Stored items from a collection:
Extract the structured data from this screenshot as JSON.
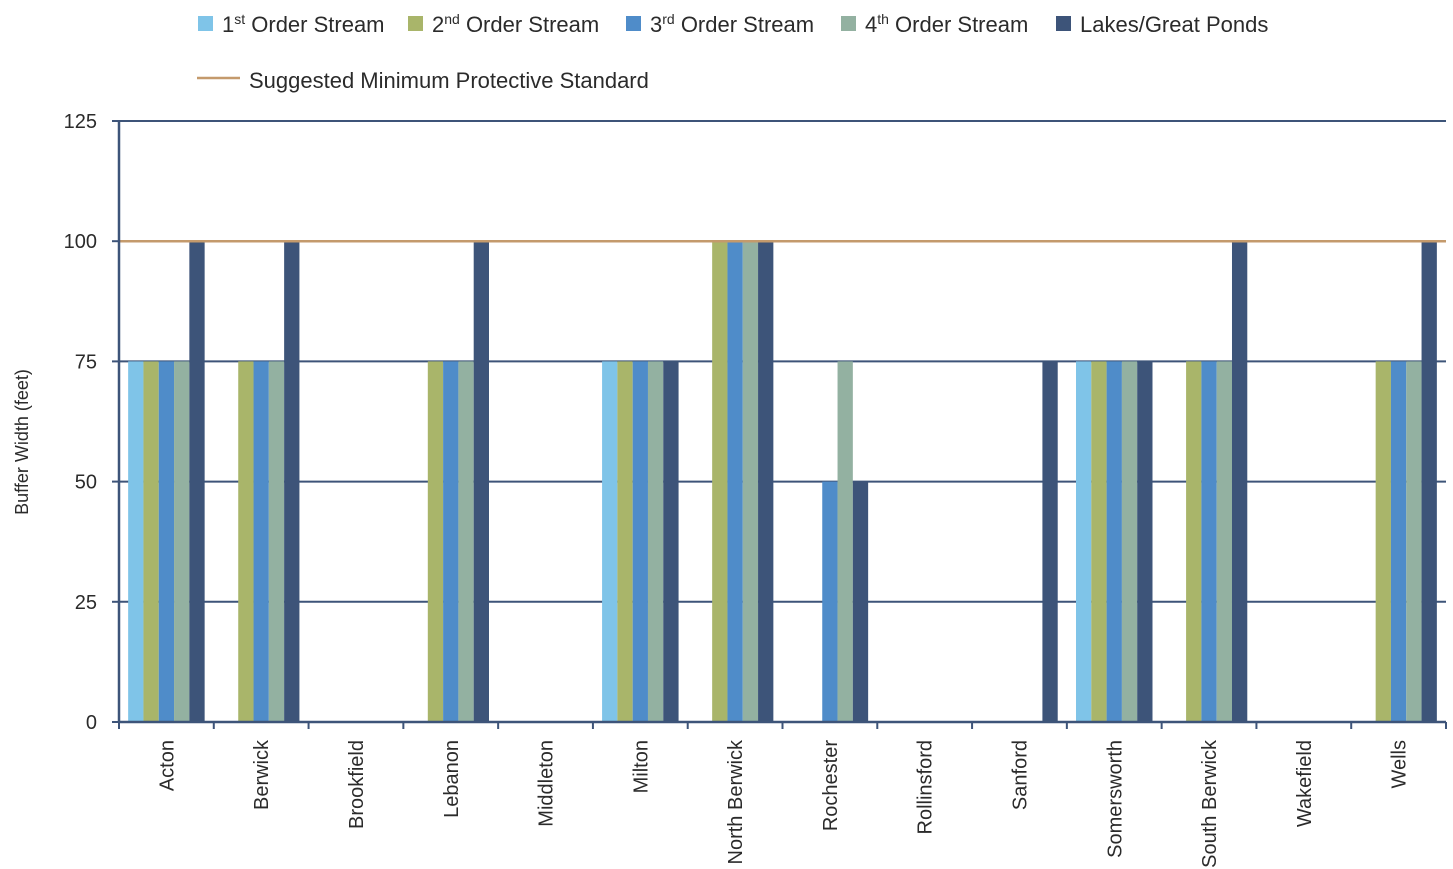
{
  "chart_data": {
    "type": "bar",
    "ylabel": "Buffer Width (feet)",
    "xlabel": "",
    "ylim": [
      0,
      125
    ],
    "yticks": [
      0,
      25,
      50,
      75,
      100,
      125
    ],
    "grid": true,
    "legend_position": "top",
    "categories": [
      "Acton",
      "Berwick",
      "Brookfield",
      "Lebanon",
      "Middleton",
      "Milton",
      "North Berwick",
      "Rochester",
      "Rollinsford",
      "Sanford",
      "Somersworth",
      "South Berwick",
      "Wakefield",
      "Wells"
    ],
    "series": [
      {
        "name": "1st Order Stream",
        "name_base": "1",
        "name_sup": "st",
        "name_rest": " Order Stream",
        "color": "#7fc4e8",
        "values": [
          75,
          0,
          0,
          0,
          0,
          75,
          0,
          0,
          0,
          0,
          75,
          0,
          0,
          0
        ]
      },
      {
        "name": "2nd Order Stream",
        "name_base": "2",
        "name_sup": "nd",
        "name_rest": " Order Stream",
        "color": "#a9b56a",
        "values": [
          75,
          75,
          0,
          75,
          0,
          75,
          100,
          0,
          0,
          0,
          75,
          75,
          0,
          75
        ]
      },
      {
        "name": "3rd Order Stream",
        "name_base": "3",
        "name_sup": "rd",
        "name_rest": " Order Stream",
        "color": "#4f8cc9",
        "values": [
          75,
          75,
          0,
          75,
          0,
          75,
          100,
          50,
          0,
          0,
          75,
          75,
          0,
          75
        ]
      },
      {
        "name": "4th Order Stream",
        "name_base": "4",
        "name_sup": "th",
        "name_rest": " Order Stream",
        "color": "#93b1a1",
        "values": [
          75,
          75,
          0,
          75,
          0,
          75,
          100,
          75,
          0,
          0,
          75,
          75,
          0,
          75
        ]
      },
      {
        "name": "Lakes/Great Ponds",
        "name_base": "Lakes/Great Ponds",
        "name_sup": "",
        "name_rest": "",
        "color": "#3d5479",
        "values": [
          100,
          100,
          0,
          100,
          0,
          75,
          100,
          50,
          0,
          75,
          75,
          100,
          0,
          100
        ]
      }
    ],
    "reference_line": {
      "name": "Suggested Minimum Protective Standard",
      "value": 100,
      "color": "#c49a6c"
    },
    "axis_color": "#3d5479"
  }
}
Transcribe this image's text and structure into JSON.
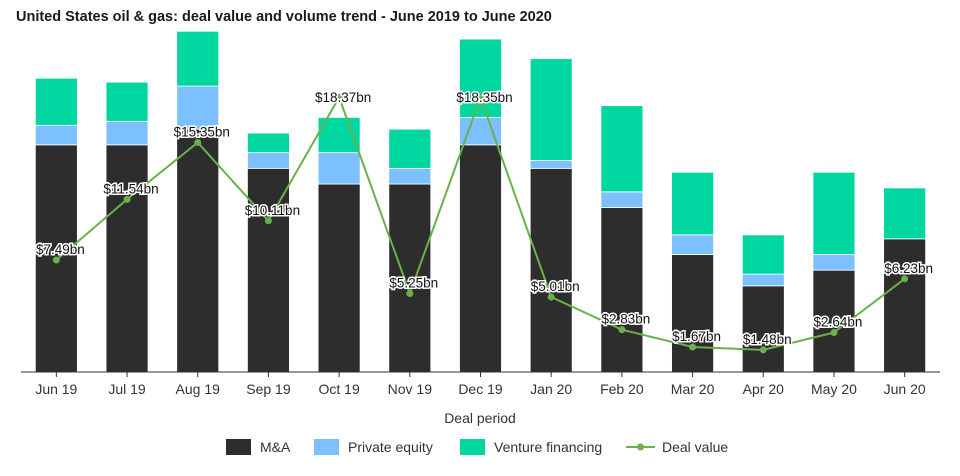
{
  "chart_data": {
    "type": "bar",
    "title": "United States oil & gas: deal value and volume trend - June 2019 to June 2020",
    "xlabel": "Deal period",
    "ylabel": "",
    "stacked": true,
    "categories": [
      "Jun 19",
      "Jul 19",
      "Aug 19",
      "Sep 19",
      "Oct 19",
      "Nov 19",
      "Dec 19",
      "Jan 20",
      "Feb 20",
      "Mar 20",
      "Apr 20",
      "May 20",
      "Jun 20"
    ],
    "bar_ylim": [
      0,
      42
    ],
    "series": [
      {
        "name": "M&A",
        "color": "#2d2d2d",
        "values": [
          29,
          29,
          31,
          26,
          24,
          24,
          29,
          26,
          21,
          15,
          11,
          13,
          17
        ]
      },
      {
        "name": "Private equity",
        "color": "#7cc0ff",
        "values": [
          2.5,
          3,
          5.5,
          2,
          4,
          2,
          3.5,
          1,
          2,
          2.5,
          1.5,
          2,
          0
        ]
      },
      {
        "name": "Venture financing",
        "color": "#00d6a0",
        "values": [
          6,
          5,
          7,
          2.5,
          4.5,
          5,
          10,
          13,
          11,
          8,
          5,
          10.5,
          6.5
        ]
      }
    ],
    "line": {
      "name": "Deal value",
      "color": "#6ab04c",
      "ylim": [
        0,
        22
      ],
      "values": [
        7.49,
        11.54,
        15.35,
        10.11,
        18.37,
        5.25,
        18.35,
        5.01,
        2.83,
        1.67,
        1.48,
        2.64,
        6.23
      ],
      "labels": [
        "$7.49bn",
        "$11.54bn",
        "$15.35bn",
        "$10.11bn",
        "$18.37bn",
        "$5.25bn",
        "$18.35bn",
        "$5.01bn",
        "$2.83bn",
        "$1.67bn",
        "$1.48bn",
        "$2.64bn",
        "$6.23bn"
      ]
    },
    "legend": {
      "placement": "bottom",
      "items": [
        "M&A",
        "Private equity",
        "Venture financing",
        "Deal value"
      ]
    },
    "grid": false
  }
}
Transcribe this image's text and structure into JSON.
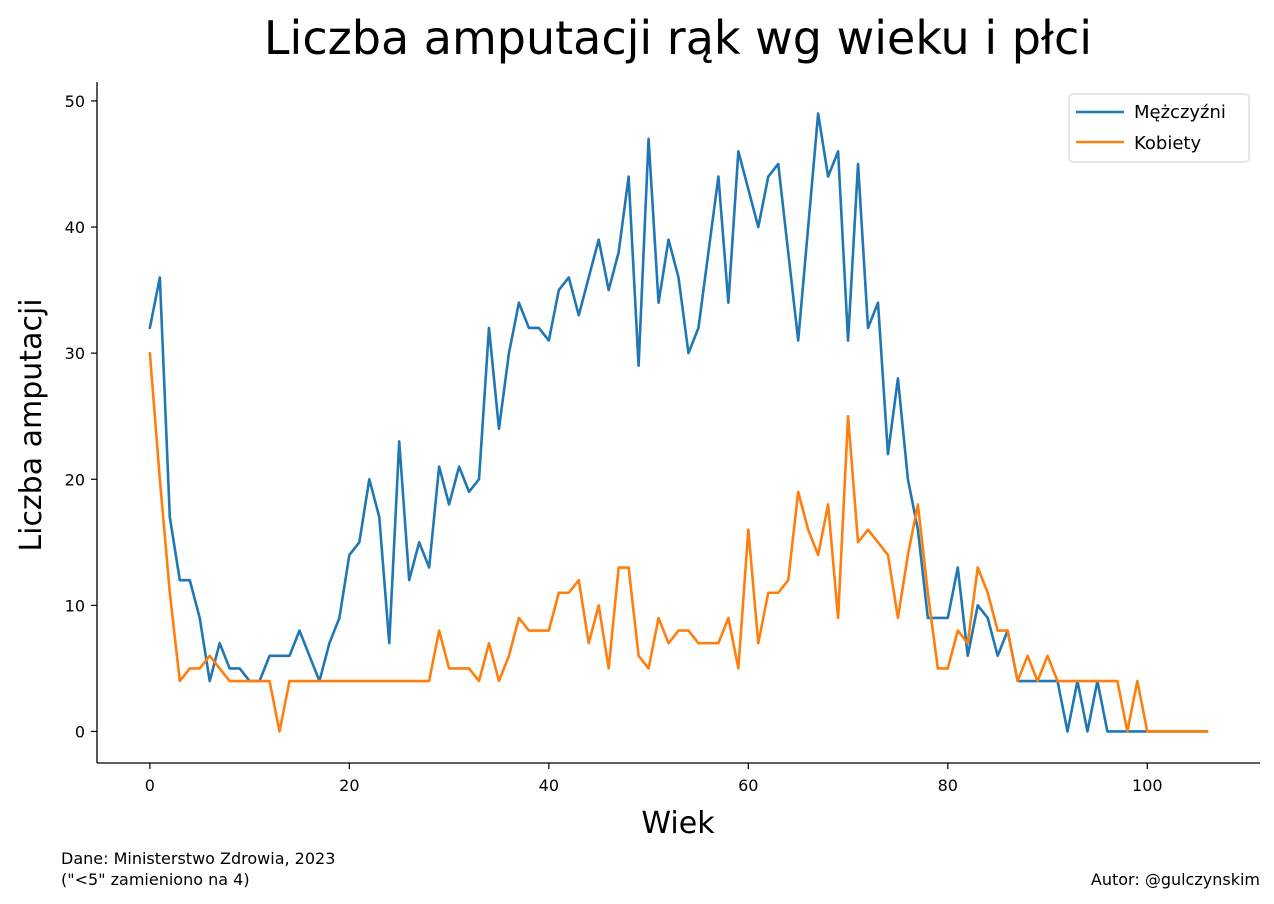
{
  "chart_data": {
    "type": "line",
    "title": "Liczba amputacji rąk wg wieku i płci",
    "xlabel": "Wiek",
    "ylabel": "Liczba amputacji",
    "xlim": [
      -5.3,
      111.3
    ],
    "ylim": [
      -2.5,
      51.5
    ],
    "xticks": [
      0,
      20,
      40,
      60,
      80,
      100
    ],
    "yticks": [
      0,
      10,
      20,
      30,
      40,
      50
    ],
    "grid": false,
    "legend_position": "top-right",
    "x": [
      0,
      1,
      2,
      3,
      4,
      5,
      6,
      7,
      8,
      9,
      10,
      11,
      12,
      13,
      14,
      15,
      16,
      17,
      18,
      19,
      20,
      21,
      22,
      23,
      24,
      25,
      26,
      27,
      28,
      29,
      30,
      31,
      32,
      33,
      34,
      35,
      36,
      37,
      38,
      39,
      40,
      41,
      42,
      43,
      44,
      45,
      46,
      47,
      48,
      49,
      50,
      51,
      52,
      53,
      54,
      55,
      56,
      57,
      58,
      59,
      60,
      61,
      62,
      63,
      64,
      65,
      66,
      67,
      68,
      69,
      70,
      71,
      72,
      73,
      74,
      75,
      76,
      77,
      78,
      79,
      80,
      81,
      82,
      83,
      84,
      85,
      86,
      87,
      88,
      89,
      90,
      91,
      92,
      93,
      94,
      95,
      96,
      97,
      98,
      99,
      100,
      101,
      102,
      103,
      104,
      105,
      106
    ],
    "series": [
      {
        "name": "Mężczyźni",
        "color": "#1f77b4",
        "values": [
          32,
          36,
          17,
          12,
          12,
          9,
          4,
          7,
          5,
          5,
          4,
          4,
          6,
          6,
          6,
          8,
          6,
          4,
          7,
          9,
          14,
          15,
          20,
          17,
          7,
          23,
          12,
          15,
          13,
          21,
          18,
          21,
          19,
          20,
          32,
          24,
          30,
          34,
          32,
          32,
          31,
          35,
          36,
          33,
          36,
          39,
          35,
          38,
          44,
          29,
          47,
          34,
          39,
          36,
          30,
          32,
          38,
          44,
          34,
          46,
          43,
          40,
          44,
          45,
          38,
          31,
          40,
          49,
          44,
          46,
          31,
          45,
          32,
          34,
          22,
          28,
          20,
          16,
          9,
          9,
          9,
          13,
          6,
          10,
          9,
          6,
          8,
          4,
          4,
          4,
          4,
          4,
          0,
          4,
          0,
          4,
          0,
          0,
          0,
          0,
          0,
          0,
          0,
          0,
          0,
          0,
          0
        ]
      },
      {
        "name": "Kobiety",
        "color": "#ff7f0e",
        "values": [
          30,
          20,
          11,
          4,
          5,
          5,
          6,
          5,
          4,
          4,
          4,
          4,
          4,
          0,
          4,
          4,
          4,
          4,
          4,
          4,
          4,
          4,
          4,
          4,
          4,
          4,
          4,
          4,
          4,
          8,
          5,
          5,
          5,
          4,
          7,
          4,
          6,
          9,
          8,
          8,
          8,
          11,
          11,
          12,
          7,
          10,
          5,
          13,
          13,
          6,
          5,
          9,
          7,
          8,
          8,
          7,
          7,
          7,
          9,
          5,
          16,
          7,
          11,
          11,
          12,
          19,
          16,
          14,
          18,
          9,
          25,
          15,
          16,
          15,
          14,
          9,
          14,
          18,
          11,
          5,
          5,
          8,
          7,
          13,
          11,
          8,
          8,
          4,
          6,
          4,
          6,
          4,
          4,
          4,
          4,
          4,
          4,
          4,
          0,
          4,
          0,
          0,
          0,
          0,
          0,
          0,
          0
        ]
      }
    ]
  },
  "footer": {
    "source_line1": "Dane: Ministerstwo Zdrowia, 2023",
    "source_line2": "(\"<5\" zamieniono na 4)",
    "author": "Autor: @gulczynskim"
  }
}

Requirement: Search the entries for the word "Berwick" and pick out every line that holds it.

Result of the exercise:
      "Berwick",
      "North Berwick",
      "South Berwick",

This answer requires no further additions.